> _PROBLEM STATEMENT_:
In the entries below, count every line with the word "content". Return only the count.

> _MATERIAL FOR THIS EXERCISE_:

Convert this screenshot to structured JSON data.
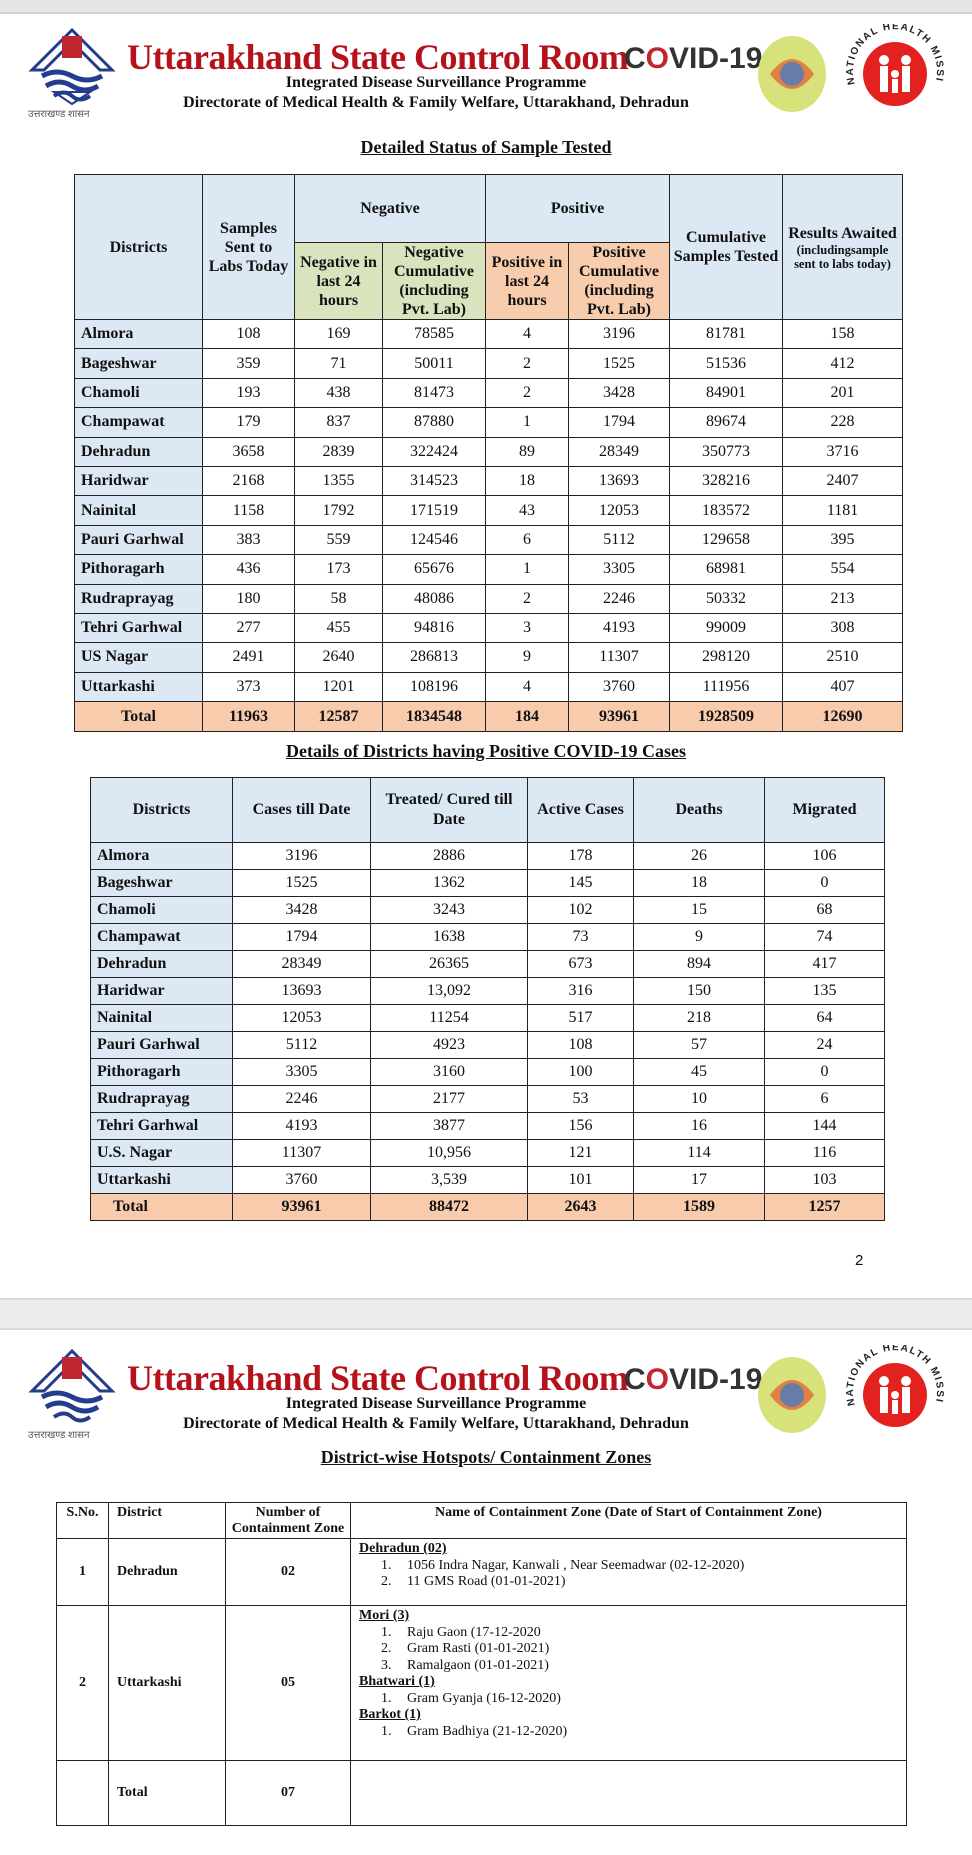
{
  "header": {
    "title": "Uttarakhand State Control Room",
    "covid_prefix": "C",
    "covid_o": "O",
    "covid_suffix": "VID-19",
    "subtitle1": "Integrated Disease Surveillance Programme",
    "subtitle2": "Directorate of Medical Health & Family Welfare, Uttarakhand, Dehradun",
    "left_logo_caption": "उत्तराखण्ड शासन",
    "right_logo_text": "NATIONAL HEALTH MISSION"
  },
  "colors": {
    "title_red": "#b5121b",
    "header_blue": "#dce9f5",
    "negative_green": "#d9e4bf",
    "positive_orange": "#f8cdae",
    "total_orange": "#f8cbad"
  },
  "sample_table": {
    "title": "Detailed Status of Sample Tested",
    "headers": {
      "districts": "Districts",
      "samples_sent": "Samples Sent to Labs Today",
      "negative": "Negative",
      "positive": "Positive",
      "neg_24": "Negative in last 24 hours",
      "neg_cum": "Negative Cumulative (including Pvt. Lab)",
      "pos_24": "Positive in last 24 hours",
      "pos_cum": "Positive Cumulative (including Pvt. Lab)",
      "cumulative": "Cumulative Samples Tested",
      "results_awaited": "Results Awaited",
      "results_awaited_note": "(includingsample sent to labs today)"
    },
    "rows": [
      [
        "Almora",
        "108",
        "169",
        "78585",
        "4",
        "3196",
        "81781",
        "158"
      ],
      [
        "Bageshwar",
        "359",
        "71",
        "50011",
        "2",
        "1525",
        "51536",
        "412"
      ],
      [
        "Chamoli",
        "193",
        "438",
        "81473",
        "2",
        "3428",
        "84901",
        "201"
      ],
      [
        "Champawat",
        "179",
        "837",
        "87880",
        "1",
        "1794",
        "89674",
        "228"
      ],
      [
        "Dehradun",
        "3658",
        "2839",
        "322424",
        "89",
        "28349",
        "350773",
        "3716"
      ],
      [
        "Haridwar",
        "2168",
        "1355",
        "314523",
        "18",
        "13693",
        "328216",
        "2407"
      ],
      [
        "Nainital",
        "1158",
        "1792",
        "171519",
        "43",
        "12053",
        "183572",
        "1181"
      ],
      [
        "Pauri Garhwal",
        "383",
        "559",
        "124546",
        "6",
        "5112",
        "129658",
        "395"
      ],
      [
        "Pithoragarh",
        "436",
        "173",
        "65676",
        "1",
        "3305",
        "68981",
        "554"
      ],
      [
        "Rudraprayag",
        "180",
        "58",
        "48086",
        "2",
        "2246",
        "50332",
        "213"
      ],
      [
        "Tehri Garhwal",
        "277",
        "455",
        "94816",
        "3",
        "4193",
        "99009",
        "308"
      ],
      [
        "US Nagar",
        "2491",
        "2640",
        "286813",
        "9",
        "11307",
        "298120",
        "2510"
      ],
      [
        "Uttarkashi",
        "373",
        "1201",
        "108196",
        "4",
        "3760",
        "111956",
        "407"
      ]
    ],
    "total": [
      "Total",
      "11963",
      "12587",
      "1834548",
      "184",
      "93961",
      "1928509",
      "12690"
    ]
  },
  "positive_table": {
    "title": "Details of Districts having Positive COVID-19 Cases",
    "headers": [
      "Districts",
      "Cases till Date",
      "Treated/ Cured till Date",
      "Active Cases",
      "Deaths",
      "Migrated"
    ],
    "rows": [
      [
        "Almora",
        "3196",
        "2886",
        "178",
        "26",
        "106"
      ],
      [
        "Bageshwar",
        "1525",
        "1362",
        "145",
        "18",
        "0"
      ],
      [
        "Chamoli",
        "3428",
        "3243",
        "102",
        "15",
        "68"
      ],
      [
        "Champawat",
        "1794",
        "1638",
        "73",
        "9",
        "74"
      ],
      [
        "Dehradun",
        "28349",
        "26365",
        "673",
        "894",
        "417"
      ],
      [
        "Haridwar",
        "13693",
        "13,092",
        "316",
        "150",
        "135"
      ],
      [
        "Nainital",
        "12053",
        "11254",
        "517",
        "218",
        "64"
      ],
      [
        "Pauri Garhwal",
        "5112",
        "4923",
        "108",
        "57",
        "24"
      ],
      [
        "Pithoragarh",
        "3305",
        "3160",
        "100",
        "45",
        "0"
      ],
      [
        "Rudraprayag",
        "2246",
        "2177",
        "53",
        "10",
        "6"
      ],
      [
        "Tehri Garhwal",
        "4193",
        "3877",
        "156",
        "16",
        "144"
      ],
      [
        "U.S. Nagar",
        "11307",
        "10,956",
        "121",
        "114",
        "116"
      ],
      [
        "Uttarkashi",
        "3760",
        "3,539",
        "101",
        "17",
        "103"
      ]
    ],
    "total": [
      "Total",
      "93961",
      "88472",
      "2643",
      "1589",
      "1257"
    ]
  },
  "page_number": "2",
  "containment": {
    "title": "District-wise Hotspots/ Containment Zones",
    "headers": [
      "S.No.",
      "District",
      "Number of Containment Zone",
      "Name of Containment Zone (Date of Start of Containment Zone)"
    ],
    "rows": [
      {
        "sno": "1",
        "district": "Dehradun",
        "count": "02",
        "groups": [
          {
            "name": "Dehradun (02)",
            "items": [
              {
                "n": "1.",
                "text": "1056 Indra Nagar, Kanwali , Near Seemadwar (02-12-2020)"
              },
              {
                "n": "2.",
                "text": "11 GMS Road (01-01-2021)"
              }
            ]
          }
        ]
      },
      {
        "sno": "2",
        "district": "Uttarkashi",
        "count": "05",
        "groups": [
          {
            "name": "Mori (3)",
            "items": [
              {
                "n": "1.",
                "text": "Raju Gaon (17-12-2020"
              },
              {
                "n": "2.",
                "text": "Gram Rasti (01-01-2021)"
              },
              {
                "n": "3.",
                "text": "Ramalgaon (01-01-2021)"
              }
            ]
          },
          {
            "name": "Bhatwari (1)",
            "items": [
              {
                "n": "1.",
                "text": "Gram Gyanja (16-12-2020)"
              }
            ]
          },
          {
            "name": "Barkot (1)",
            "items": [
              {
                "n": "1.",
                "text": "Gram Badhiya  (21-12-2020)"
              }
            ]
          }
        ]
      }
    ],
    "total": {
      "label": "Total",
      "count": "07"
    }
  }
}
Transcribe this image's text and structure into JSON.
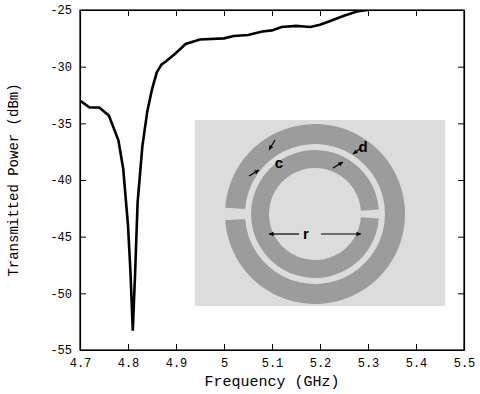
{
  "chart_data": {
    "type": "line",
    "xlabel": "Frequency (GHz)",
    "ylabel": "Transmitted Power (dBm)",
    "x": [
      4.7,
      4.72,
      4.74,
      4.76,
      4.78,
      4.79,
      4.8,
      4.805,
      4.81,
      4.815,
      4.82,
      4.83,
      4.84,
      4.85,
      4.86,
      4.87,
      4.88,
      4.9,
      4.92,
      4.95,
      5.0,
      5.02,
      5.05,
      5.08,
      5.1,
      5.12,
      5.15,
      5.18,
      5.2,
      5.22,
      5.25,
      5.28,
      5.3
    ],
    "values": [
      -33,
      -33.6,
      -33.6,
      -34.3,
      -36.5,
      -39,
      -44,
      -48,
      -53.3,
      -48,
      -42,
      -37,
      -34,
      -32,
      -30.5,
      -29.8,
      -29.5,
      -28.8,
      -28,
      -27.6,
      -27.5,
      -27.3,
      -27.2,
      -26.9,
      -26.8,
      -26.5,
      -26.4,
      -26.5,
      -26.3,
      -26.0,
      -25.5,
      -25.1,
      -25.0
    ],
    "color": "#000000",
    "xlim": [
      4.7,
      5.5
    ],
    "xticks": [
      4.7,
      4.8,
      4.9,
      5,
      5.1,
      5.2,
      5.3,
      5.4,
      5.5
    ],
    "ylim": [
      -55,
      -25
    ],
    "yticks": [
      -55,
      -50,
      -45,
      -40,
      -35,
      -30,
      -25
    ],
    "grid": false,
    "annotations": [
      {
        "text": "c"
      },
      {
        "text": "d"
      },
      {
        "text": "r"
      }
    ]
  }
}
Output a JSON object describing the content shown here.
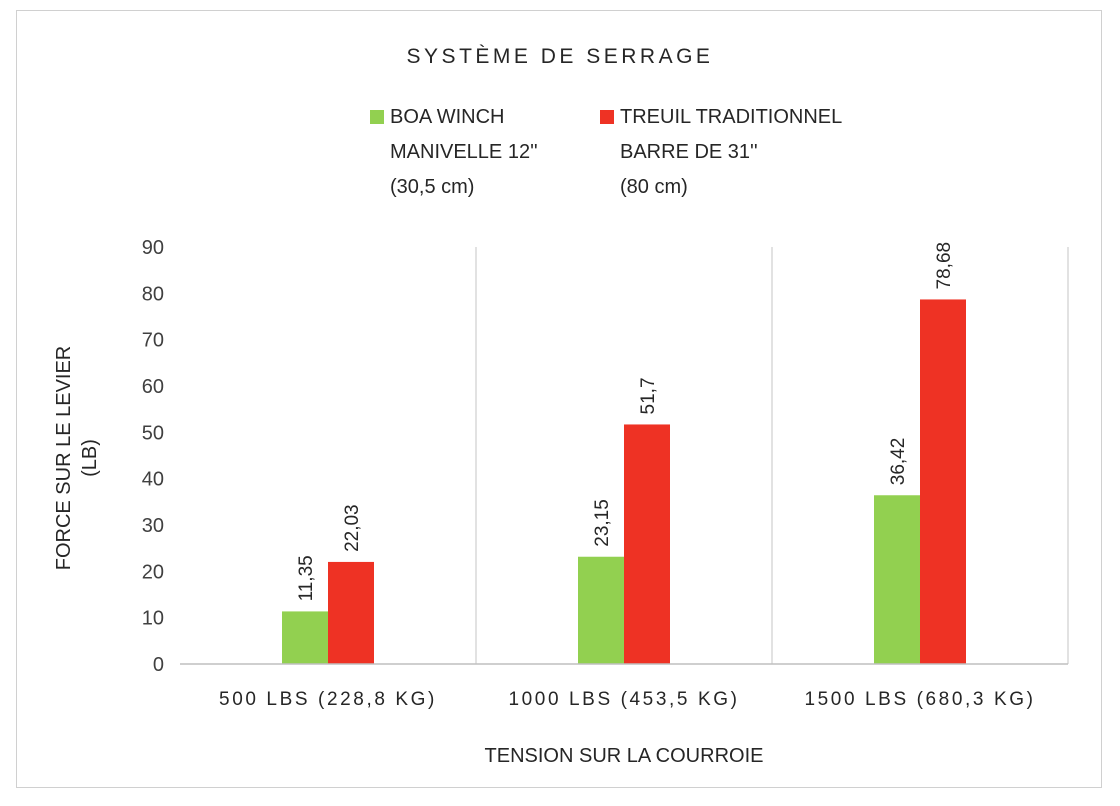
{
  "chart_data": {
    "type": "bar",
    "title": "SYSTÈME DE SERRAGE",
    "xlabel": "TENSION SUR LA COURROIE",
    "ylabel": [
      "FORCE SUR LE LEVIER",
      "(LB)"
    ],
    "categories": [
      "500 LBS (228,8 KG)",
      "1000 LBS (453,5 KG)",
      "1500 LBS (680,3 KG)"
    ],
    "series": [
      {
        "name": [
          "BOA WINCH",
          "MANIVELLE 12''",
          "(30,5 cm)"
        ],
        "values": [
          11.35,
          23.15,
          36.42
        ],
        "labels": [
          "11,35",
          "23,15",
          "36,42"
        ],
        "color": "#92d050"
      },
      {
        "name": [
          "TREUIL TRADITIONNEL",
          "BARRE DE 31''",
          "(80 cm)"
        ],
        "values": [
          22.03,
          51.7,
          78.68
        ],
        "labels": [
          "22,03",
          "51,7",
          "78,68"
        ],
        "color": "#ee3224"
      }
    ],
    "ylim": [
      0,
      90
    ],
    "yticks": [
      0,
      10,
      20,
      30,
      40,
      50,
      60,
      70,
      80,
      90
    ],
    "grid": "vertical category separators",
    "legend_position": "top"
  }
}
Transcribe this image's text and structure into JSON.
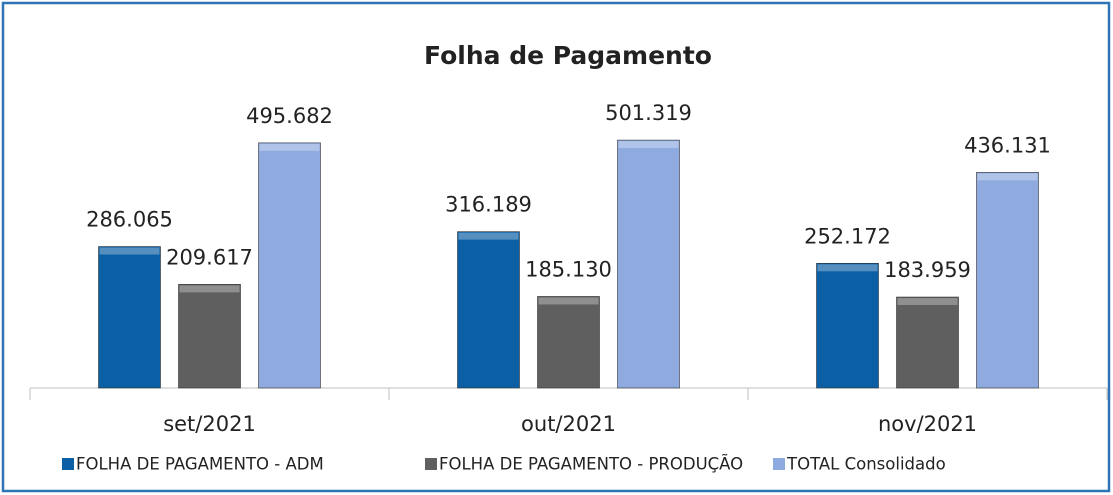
{
  "chart_data": {
    "type": "bar",
    "title": "Folha de Pagamento",
    "categories": [
      "set/2021",
      "out/2021",
      "nov/2021"
    ],
    "series": [
      {
        "name": "FOLHA DE PAGAMENTO - ADM",
        "color": "#0b5fa5",
        "values": [
          286.065,
          316.189,
          252.172
        ],
        "value_labels": [
          "286.065",
          "316.189",
          "252.172"
        ]
      },
      {
        "name": "FOLHA DE PAGAMENTO - PRODUÇÃO",
        "color": "#5f5f5f",
        "values": [
          209.617,
          185.13,
          183.959
        ],
        "value_labels": [
          "209.617",
          "185.130",
          "183.959"
        ]
      },
      {
        "name": "TOTAL Consolidado",
        "color": "#8eaadf",
        "values": [
          495.682,
          501.319,
          436.131
        ],
        "value_labels": [
          "495.682",
          "501.319",
          "436.131"
        ]
      }
    ],
    "legend": "bottom"
  }
}
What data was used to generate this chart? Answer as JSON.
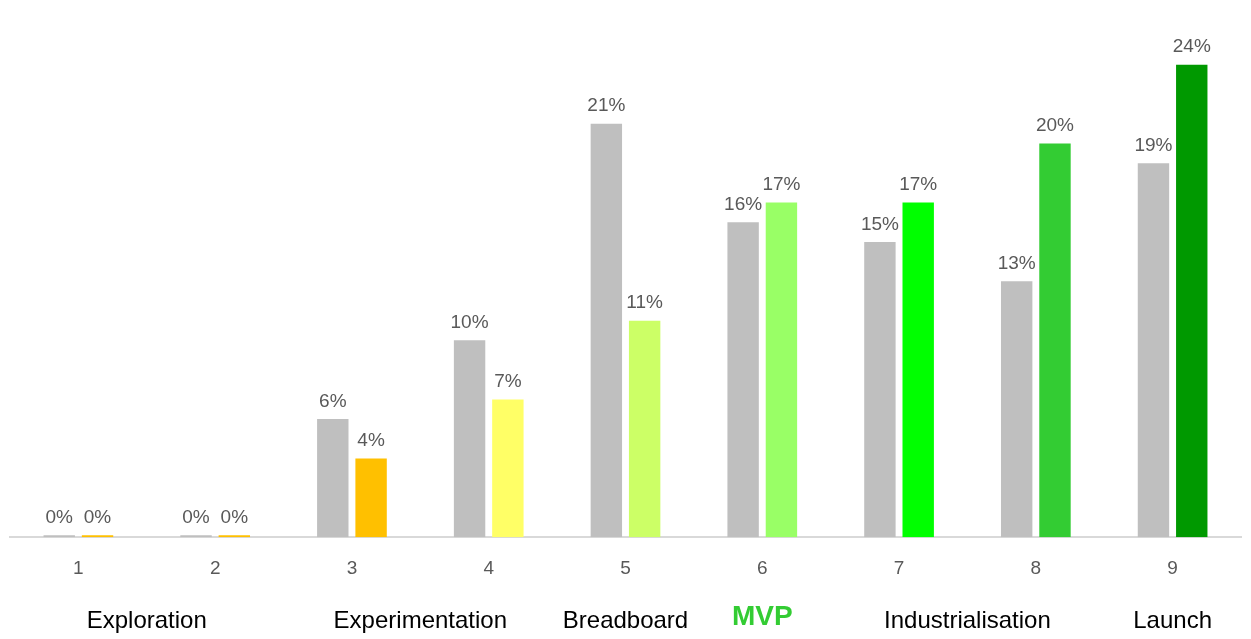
{
  "chart_data": {
    "type": "bar",
    "categories": [
      "1",
      "2",
      "3",
      "4",
      "5",
      "6",
      "7",
      "8",
      "9"
    ],
    "series": [
      {
        "color": "#bfbfbf",
        "values": [
          0,
          0,
          6,
          10,
          21,
          16,
          15,
          13,
          19
        ],
        "value_labels": [
          "0%",
          "0%",
          "6%",
          "10%",
          "21%",
          "16%",
          "15%",
          "13%",
          "19%"
        ]
      },
      {
        "colors": [
          "#ffc000",
          "#ffc000",
          "#ffc000",
          "#ffff66",
          "#ccff66",
          "#99ff66",
          "#00ff00",
          "#33cc33",
          "#009900"
        ],
        "values": [
          0,
          0,
          4,
          7,
          11,
          17,
          17,
          20,
          24
        ],
        "value_labels": [
          "0%",
          "0%",
          "4%",
          "7%",
          "11%",
          "17%",
          "17%",
          "20%",
          "24%"
        ]
      }
    ],
    "annotations": [
      "Exploration",
      "Experimentation",
      "Breadboard",
      "MVP",
      "Industrialisation",
      "Launch"
    ],
    "grid": false,
    "legend": false
  }
}
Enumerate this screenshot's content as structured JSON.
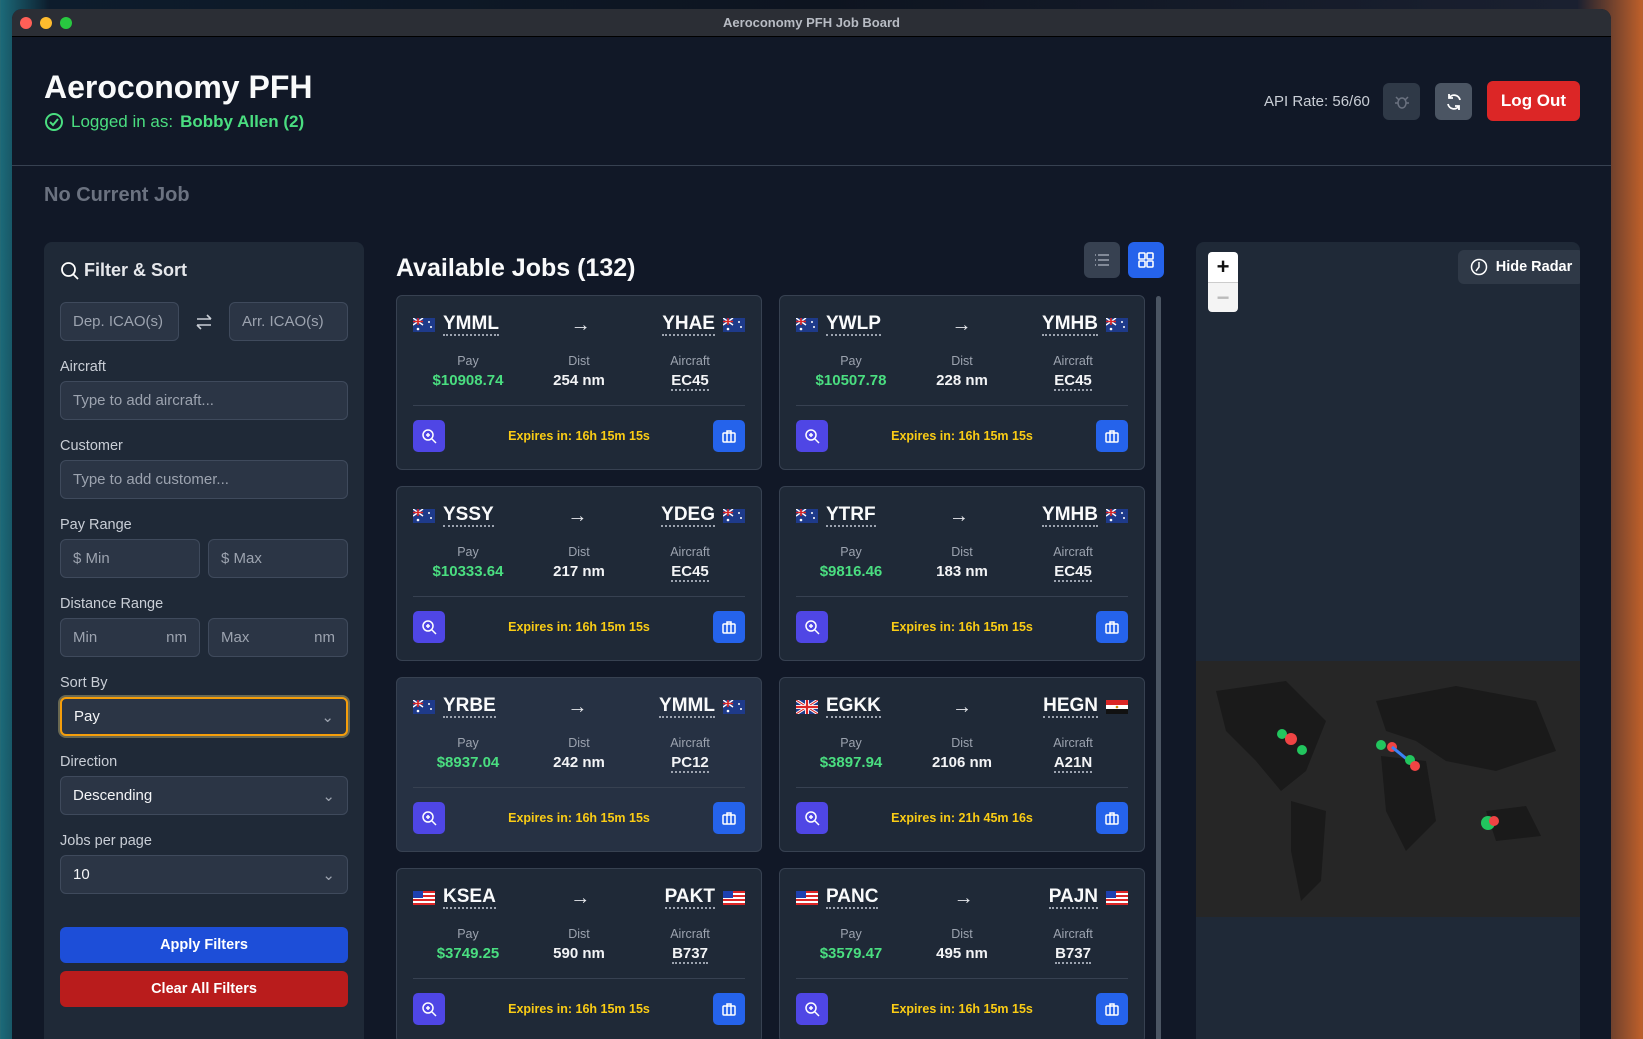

> _ANSWER TO THE PROBLEM_:
2